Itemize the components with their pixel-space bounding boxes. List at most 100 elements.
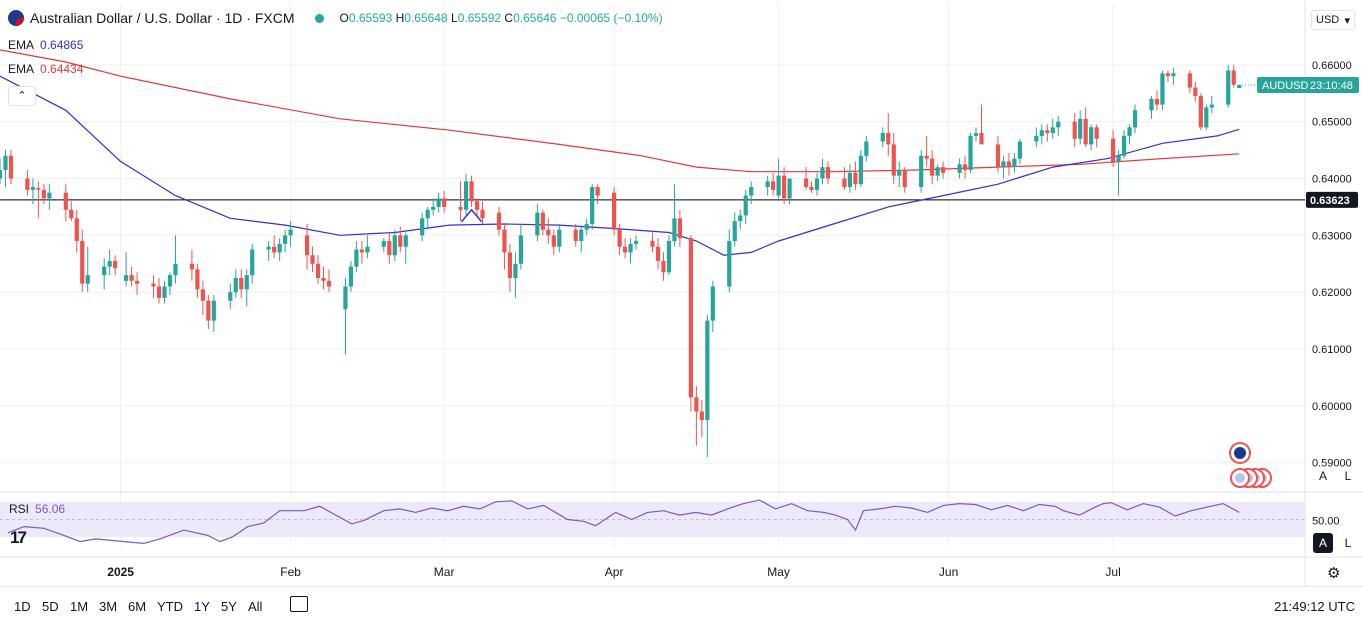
candle-body [496, 212, 502, 230]
candle-body [787, 178, 792, 199]
candle-body [886, 133, 891, 145]
candle-body [1237, 84, 1242, 88]
candle-body [0, 169, 3, 179]
ema-fast-legend[interactable]: EMA 0.64865 [8, 38, 84, 52]
range-ytd[interactable]: YTD [157, 599, 183, 614]
candle-body [650, 241, 655, 247]
candle-body [474, 201, 480, 210]
price-tag-bg [1257, 76, 1359, 93]
candle-body [310, 255, 315, 264]
candle-body [595, 187, 600, 196]
candle-body [1116, 155, 1121, 162]
candle-body [727, 241, 732, 287]
candle-body [283, 235, 288, 244]
range-1y[interactable]: 1Y [194, 599, 210, 614]
auto-scale-button[interactable]: A [1318, 469, 1327, 483]
candle-body [354, 249, 359, 267]
range-6m[interactable]: 6M [128, 599, 147, 614]
candle-body [47, 192, 52, 199]
candle-body [244, 275, 249, 290]
range-5d[interactable]: 5D [42, 599, 59, 614]
candle-body [710, 286, 715, 321]
candle-body [1056, 121, 1061, 128]
y-tick-label: 0.64000 [1312, 174, 1352, 186]
candle-body [584, 223, 589, 230]
tradingview-logo[interactable]: 17 [10, 528, 27, 547]
candle-body [1039, 130, 1044, 136]
x-tick-label: May [767, 565, 790, 579]
chart-legend: Australian Dollar / U.S. Dollar · 1D · F… [8, 10, 663, 26]
candle-body [387, 241, 392, 256]
candle-body [124, 275, 129, 281]
rsi-auto-scale-button[interactable]: A [1313, 533, 1333, 553]
candle-body [266, 246, 271, 250]
candle-body [1089, 127, 1094, 145]
candle-body [326, 280, 332, 287]
candle-body [315, 263, 321, 278]
hline-label-bg [1306, 191, 1358, 208]
range-all[interactable]: All [248, 599, 263, 614]
market-status-icon[interactable] [314, 13, 324, 23]
y-tick-label: 0.62000 [1312, 287, 1352, 299]
log-scale-button[interactable]: L [1344, 469, 1352, 483]
candle-body [1001, 161, 1006, 168]
candle-body [1187, 73, 1192, 88]
candle-body [151, 283, 156, 287]
candle-body [381, 241, 386, 247]
candle-body [436, 198, 441, 207]
chevron-down-icon: ▾ [1344, 14, 1350, 27]
y-tick-label: 0.59000 [1312, 458, 1352, 470]
candle-body [69, 209, 74, 219]
hline-label: 0.63623 [1310, 195, 1350, 207]
candle-body [431, 206, 436, 210]
candle-body [1132, 110, 1138, 128]
candle-body [688, 238, 693, 398]
candle-body [85, 275, 90, 284]
range-3m[interactable]: 3M [99, 599, 118, 614]
candle-body [113, 260, 118, 269]
rsi-legend[interactable]: RSI 56.06 [9, 502, 66, 516]
candle-body [480, 209, 485, 219]
range-1d[interactable]: 1D [14, 599, 31, 614]
candle-body [776, 175, 781, 196]
candle-body [924, 155, 929, 159]
candle-body [250, 249, 255, 276]
collapse-legend-button[interactable]: ⌃ [8, 86, 36, 106]
candle-body [814, 178, 820, 190]
candle-body [820, 167, 825, 179]
candle-body [1198, 96, 1203, 128]
candle-body [206, 300, 211, 321]
candle-body [633, 241, 639, 244]
ema-slow-legend[interactable]: EMA 0.64434 [8, 62, 84, 76]
range-1m[interactable]: 1M [70, 599, 89, 614]
candle-body [705, 320, 710, 421]
y-tick-label: 0.65000 [1312, 117, 1352, 129]
candle-body [463, 181, 469, 210]
currency-button[interactable]: USD ▾ [1311, 10, 1355, 30]
candle-body [74, 218, 79, 242]
settings-gear-icon[interactable]: ⚙ [1327, 565, 1341, 582]
utc-clock[interactable]: 21:49:12 UTC [1274, 599, 1355, 614]
candle-body [1149, 98, 1154, 111]
x-tick-label: Jul [1105, 565, 1120, 579]
candle-body [304, 235, 310, 256]
bottom-toolbar: 1D 5D 1M 3M 6M YTD 1Y 5Y All 21:49:12 UT… [0, 586, 1363, 627]
calendar-icon[interactable] [290, 596, 308, 612]
candle-body [1094, 127, 1099, 139]
y-tick-label: 0.61000 [1312, 344, 1352, 356]
candle-body [743, 195, 748, 216]
candle-body [930, 158, 935, 176]
candle-body [699, 411, 704, 421]
candle-body [403, 235, 408, 247]
range-5y[interactable]: 5Y [221, 599, 237, 614]
candle-body [809, 187, 814, 190]
rsi-log-scale-button[interactable]: L [1344, 536, 1352, 550]
candle-body [233, 277, 238, 293]
candle-body [80, 241, 85, 284]
candle-body [803, 178, 809, 188]
candle-body [1154, 98, 1160, 105]
candle-body [825, 167, 831, 179]
candle-body [8, 155, 14, 179]
candle-body [502, 229, 507, 253]
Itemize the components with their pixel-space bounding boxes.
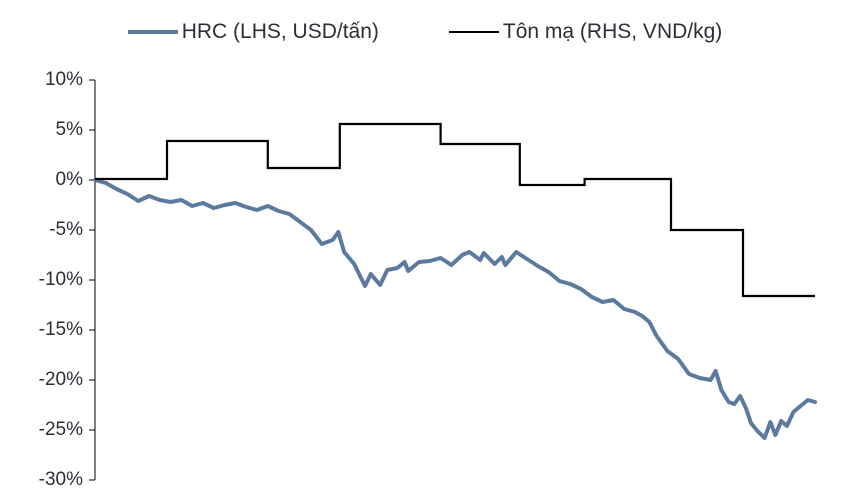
legend-entry-ton-ma: Tôn mạ (RHS, VND/kg): [449, 20, 722, 44]
y-tick-label: 5%: [56, 119, 84, 140]
y-tick-label: -10%: [39, 269, 83, 290]
plot-area: 10%5%0%-5%-10%-15%-20%-25%-30%: [95, 80, 815, 480]
y-axis-ticks: 10% 5% 0% -5% -10% -15% -20% -25% -30%: [39, 69, 95, 490]
y-tick-label: 10%: [45, 69, 83, 90]
y-tick-label: -5%: [49, 219, 83, 240]
y-tick-label: -25%: [39, 419, 83, 440]
line-chart: HRC (LHS, USD/tấn) Tôn mạ (RHS, VND/kg) …: [0, 0, 850, 500]
series-hrc: [95, 180, 815, 438]
y-tick-label: -20%: [39, 369, 83, 390]
y-tick-label: -15%: [39, 319, 83, 340]
legend-label: Tôn mạ (RHS, VND/kg): [503, 20, 722, 44]
legend-swatch: [449, 31, 499, 33]
y-tick-label: 0%: [56, 169, 84, 190]
legend-entry-hrc: HRC (LHS, USD/tấn): [128, 20, 379, 44]
series-ton-ma: [95, 124, 815, 296]
legend-label: HRC (LHS, USD/tấn): [182, 20, 379, 44]
plot-svg: 10%5%0%-5%-10%-15%-20%-25%-30%: [95, 80, 815, 480]
y-tick-label: -30%: [39, 469, 83, 490]
legend-swatch: [128, 30, 178, 34]
legend: HRC (LHS, USD/tấn) Tôn mạ (RHS, VND/kg): [0, 20, 850, 44]
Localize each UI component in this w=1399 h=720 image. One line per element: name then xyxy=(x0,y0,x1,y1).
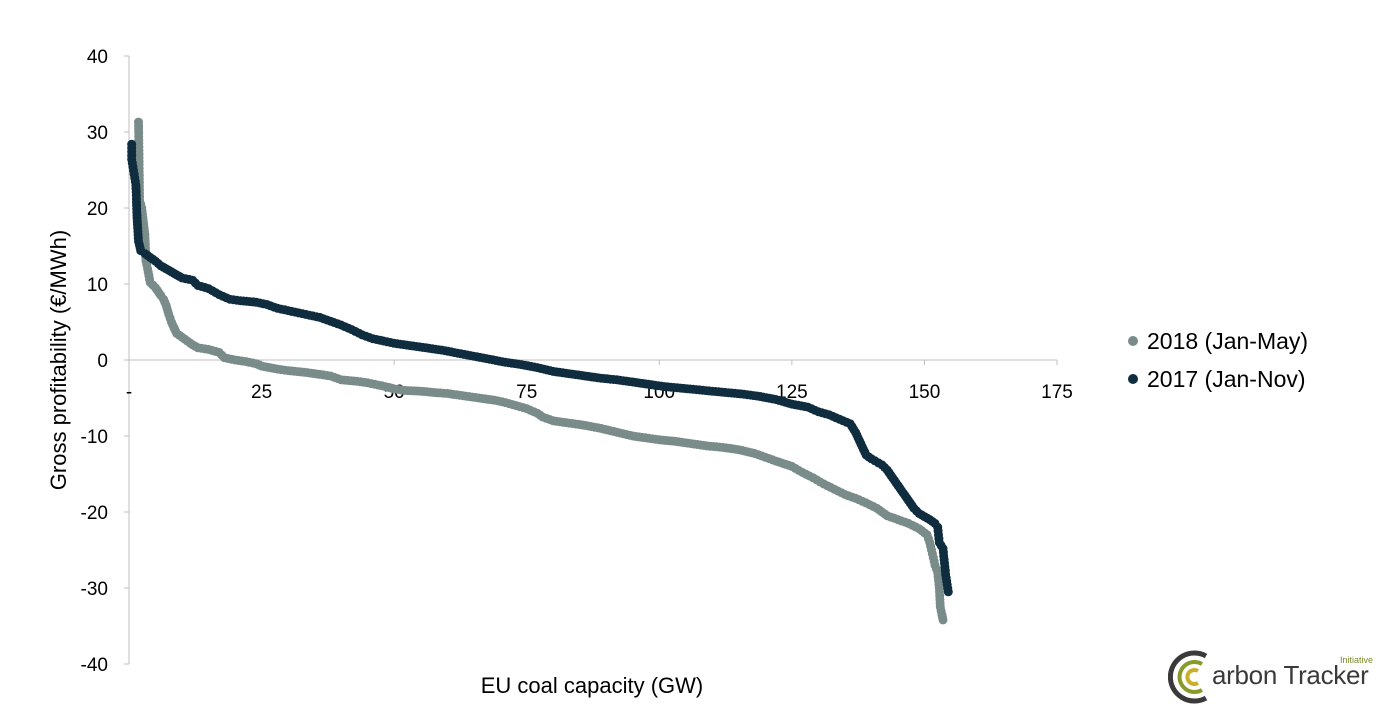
legend-label-2017: 2017 (Jan-Nov) xyxy=(1147,366,1306,392)
x-tick-label: 25 xyxy=(251,382,272,403)
tick-labels: -255075100125150175403020100-10-20-30-40 xyxy=(81,47,1073,676)
data-point xyxy=(938,615,948,625)
x-tick-label: - xyxy=(126,382,132,403)
legend-marker-2018 xyxy=(1128,336,1138,346)
x-tick-label: 75 xyxy=(516,382,537,403)
y-tick-label: -40 xyxy=(81,655,108,676)
y-tick-label: 40 xyxy=(87,47,108,68)
carbon-tracker-logo: arbon Tracker Initiative xyxy=(1168,646,1383,708)
data-point xyxy=(943,587,953,597)
x-tick-label: 175 xyxy=(1041,382,1073,403)
legend-marker-2017 xyxy=(1128,374,1138,384)
legend: 2018 (Jan-May) 2017 (Jan-Nov) xyxy=(1128,328,1308,392)
x-axis-title: EU coal capacity (GW) xyxy=(481,673,704,698)
y-axis-title: Gross profitability (€/MWh) xyxy=(46,230,71,490)
y-tick-label: 20 xyxy=(87,199,108,220)
series-2018 xyxy=(134,117,948,625)
legend-label-2018: 2018 (Jan-May) xyxy=(1147,328,1308,354)
logo-subtitle: Initiative xyxy=(1340,655,1374,665)
axes xyxy=(124,55,1058,665)
series-2017 xyxy=(127,139,953,597)
y-tick-label: 0 xyxy=(97,351,108,372)
y-tick-label: -30 xyxy=(81,579,108,600)
y-tick-label: 30 xyxy=(87,123,108,144)
y-tick-label: -20 xyxy=(81,503,108,524)
x-tick-label: 150 xyxy=(909,382,941,403)
y-tick-label: -10 xyxy=(81,427,108,448)
y-tick-label: 10 xyxy=(87,275,108,296)
logo-wordmark: arbon Tracker xyxy=(1212,660,1369,690)
series-layer xyxy=(127,117,953,625)
logo-rings-icon xyxy=(1168,650,1208,704)
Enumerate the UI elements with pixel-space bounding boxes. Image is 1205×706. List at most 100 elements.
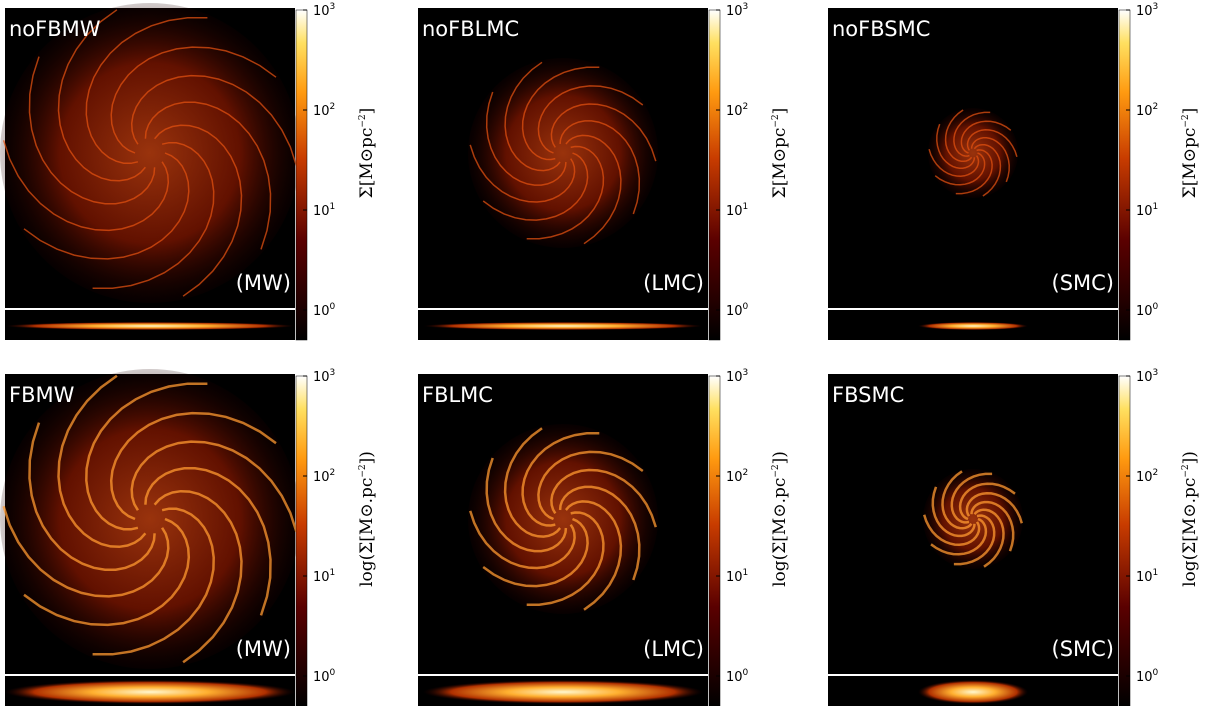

****************************************

◆ **Problem**
Render as a JSON list of strings, one per line, the data beginning at the line that contains "legend-label-2017: 2017 (Jan-Nov)" and ending with the last line of the data, leaving out blank lines and pictures.

◆ **Output for this task**
[
  "legend-label-2017: 2017 (Jan-Nov) xyxy=(1147,366,1306,392)",
  "x-tick-label: 25 xyxy=(251,382,272,403)",
  "tick-labels: -255075100125150175403020100-10-20-30-40 xyxy=(81,47,1073,676)",
  "data-point xyxy=(938,615,948,625)",
  "x-tick-label: - xyxy=(126,382,132,403)",
  "legend-marker-2018 xyxy=(1128,336,1138,346)",
  "x-tick-label: 75 xyxy=(516,382,537,403)",
  "y-tick-label: -40 xyxy=(81,655,108,676)",
  "y-tick-label: 40 xyxy=(87,47,108,68)",
  "carbon-tracker-logo: arbon Tracker Initiative xyxy=(1168,646,1383,708)",
  "data-point xyxy=(943,587,953,597)",
  "x-tick-label: 175 xyxy=(1041,382,1073,403)",
  "legend-marker-2017 xyxy=(1128,374,1138,384)",
  "legend: 2018 (Jan-May) 2017 (Jan-Nov) xyxy=(1128,328,1308,392)",
  "x-axis-title: EU coal capacity (GW) xyxy=(481,673,704,698)",
  "y-axis-title: Gross profitability (€/MWh) xyxy=(46,230,71,490)",
  "y-tick-label: 20 xyxy=(87,199,108,220)",
  "series-2018 xyxy=(134,117,948,625)",
  "legend-label-2018: 2018 (Jan-May) xyxy=(1147,328,1308,354)",
  "logo-subtitle: Initiative xyxy=(1340,655,1374,665)",
  "axes xyxy=(124,55,1058,665)",
  "series-2017 xyxy=(127,139,953,597)",
  "y-tick-label: 0 xyxy=(97,351,108,372)",
  "y-tick-label: -30 xyxy=(81,579,108,600)",
  "y-tick-label: 30 xyxy=(87,123,108,144)",
  "y-tick-label: -20 xyxy=(81,503,108,524)",
  "x-tick-label: 150 xyxy=(909,382,941,403)",
  "y-tick-label: -10 xyxy=(81,427,108,448)",
  "y-tick-label: 10 xyxy=(87,275,108,296)",
  "logo-wordmark: arbon Tracker xyxy=(1212,660,1369,690)",
  "series-layer xyxy=(127,117,953,625)",
  "logo-rings-icon xyxy=(1168,650,1208,704)",
  "Enumerate the UI elements with pixel-space bounding boxes. Image is 1205×706. List at most 100 elements."
]